- Directions for this task
Repeat the records verbatim and leave the pictures out of your copy.
* Begin Supplied records *
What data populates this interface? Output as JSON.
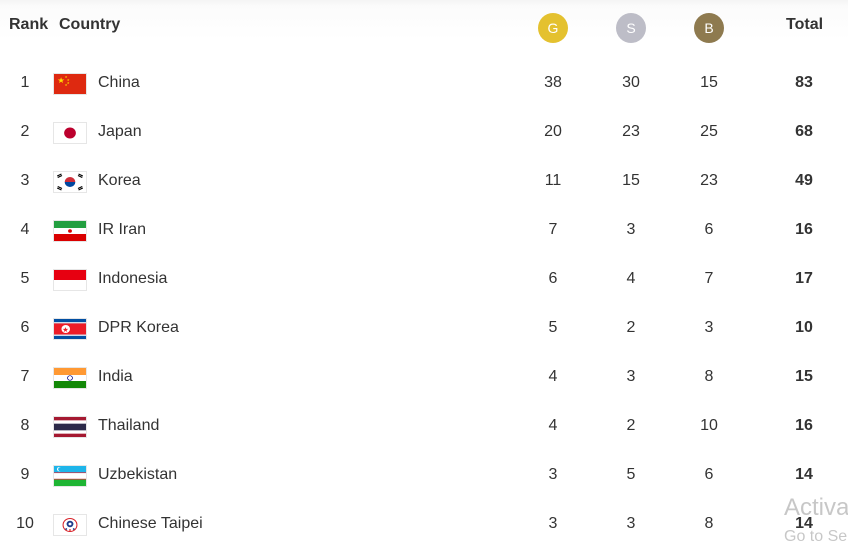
{
  "header": {
    "rank": "Rank",
    "country": "Country",
    "gold": "G",
    "silver": "S",
    "bronze": "B",
    "total": "Total"
  },
  "colors": {
    "gold": "#e4c12f",
    "silver": "#bdbdc7",
    "bronze": "#8e7a4f"
  },
  "rows": [
    {
      "rank": "1",
      "country": "China",
      "flag": "china-flag-icon",
      "gold": "38",
      "silver": "30",
      "bronze": "15",
      "total": "83"
    },
    {
      "rank": "2",
      "country": "Japan",
      "flag": "japan-flag-icon",
      "gold": "20",
      "silver": "23",
      "bronze": "25",
      "total": "68"
    },
    {
      "rank": "3",
      "country": "Korea",
      "flag": "korea-flag-icon",
      "gold": "11",
      "silver": "15",
      "bronze": "23",
      "total": "49"
    },
    {
      "rank": "4",
      "country": "IR Iran",
      "flag": "iran-flag-icon",
      "gold": "7",
      "silver": "3",
      "bronze": "6",
      "total": "16"
    },
    {
      "rank": "5",
      "country": "Indonesia",
      "flag": "indonesia-flag-icon",
      "gold": "6",
      "silver": "4",
      "bronze": "7",
      "total": "17"
    },
    {
      "rank": "6",
      "country": "DPR Korea",
      "flag": "dpr-korea-flag-icon",
      "gold": "5",
      "silver": "2",
      "bronze": "3",
      "total": "10"
    },
    {
      "rank": "7",
      "country": "India",
      "flag": "india-flag-icon",
      "gold": "4",
      "silver": "3",
      "bronze": "8",
      "total": "15"
    },
    {
      "rank": "8",
      "country": "Thailand",
      "flag": "thailand-flag-icon",
      "gold": "4",
      "silver": "2",
      "bronze": "10",
      "total": "16"
    },
    {
      "rank": "9",
      "country": "Uzbekistan",
      "flag": "uzbekistan-flag-icon",
      "gold": "3",
      "silver": "5",
      "bronze": "6",
      "total": "14"
    },
    {
      "rank": "10",
      "country": "Chinese Taipei",
      "flag": "chinese-taipei-flag-icon",
      "gold": "3",
      "silver": "3",
      "bronze": "8",
      "total": "14"
    }
  ],
  "watermark": {
    "line1": "Activa",
    "line2": "Go to Se"
  }
}
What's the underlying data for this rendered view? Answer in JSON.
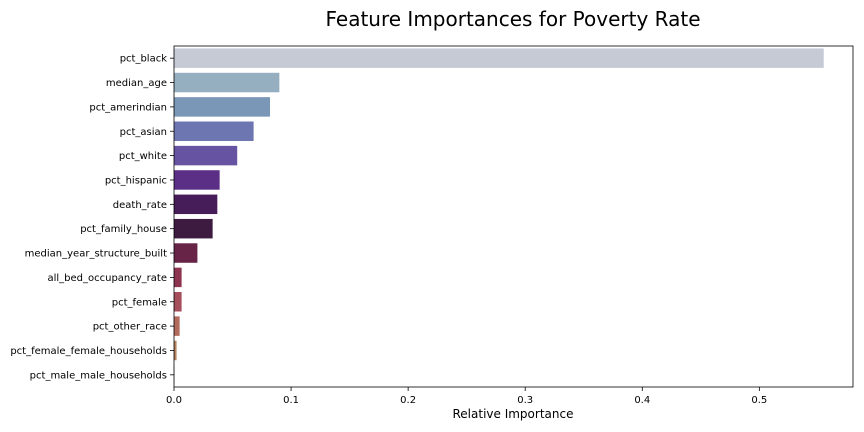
* End Supplied records *
- Full answer
What data populates this interface? Output as JSON.
{
  "header": {
    "rank": "Rank",
    "country": "Country",
    "gold": "G",
    "silver": "S",
    "bronze": "B",
    "total": "Total"
  },
  "colors": {
    "gold": "#e4c12f",
    "silver": "#bdbdc7",
    "bronze": "#8e7a4f"
  },
  "rows": [
    {
      "rank": "1",
      "country": "China",
      "flag": "china-flag-icon",
      "gold": "38",
      "silver": "30",
      "bronze": "15",
      "total": "83"
    },
    {
      "rank": "2",
      "country": "Japan",
      "flag": "japan-flag-icon",
      "gold": "20",
      "silver": "23",
      "bronze": "25",
      "total": "68"
    },
    {
      "rank": "3",
      "country": "Korea",
      "flag": "korea-flag-icon",
      "gold": "11",
      "silver": "15",
      "bronze": "23",
      "total": "49"
    },
    {
      "rank": "4",
      "country": "IR Iran",
      "flag": "iran-flag-icon",
      "gold": "7",
      "silver": "3",
      "bronze": "6",
      "total": "16"
    },
    {
      "rank": "5",
      "country": "Indonesia",
      "flag": "indonesia-flag-icon",
      "gold": "6",
      "silver": "4",
      "bronze": "7",
      "total": "17"
    },
    {
      "rank": "6",
      "country": "DPR Korea",
      "flag": "dpr-korea-flag-icon",
      "gold": "5",
      "silver": "2",
      "bronze": "3",
      "total": "10"
    },
    {
      "rank": "7",
      "country": "India",
      "flag": "india-flag-icon",
      "gold": "4",
      "silver": "3",
      "bronze": "8",
      "total": "15"
    },
    {
      "rank": "8",
      "country": "Thailand",
      "flag": "thailand-flag-icon",
      "gold": "4",
      "silver": "2",
      "bronze": "10",
      "total": "16"
    },
    {
      "rank": "9",
      "country": "Uzbekistan",
      "flag": "uzbekistan-flag-icon",
      "gold": "3",
      "silver": "5",
      "bronze": "6",
      "total": "14"
    },
    {
      "rank": "10",
      "country": "Chinese Taipei",
      "flag": "chinese-taipei-flag-icon",
      "gold": "3",
      "silver": "3",
      "bronze": "8",
      "total": "14"
    }
  ],
  "watermark": {
    "line1": "Activa",
    "line2": "Go to Se"
  }
}
What's the underlying data for this rendered view? Answer in JSON.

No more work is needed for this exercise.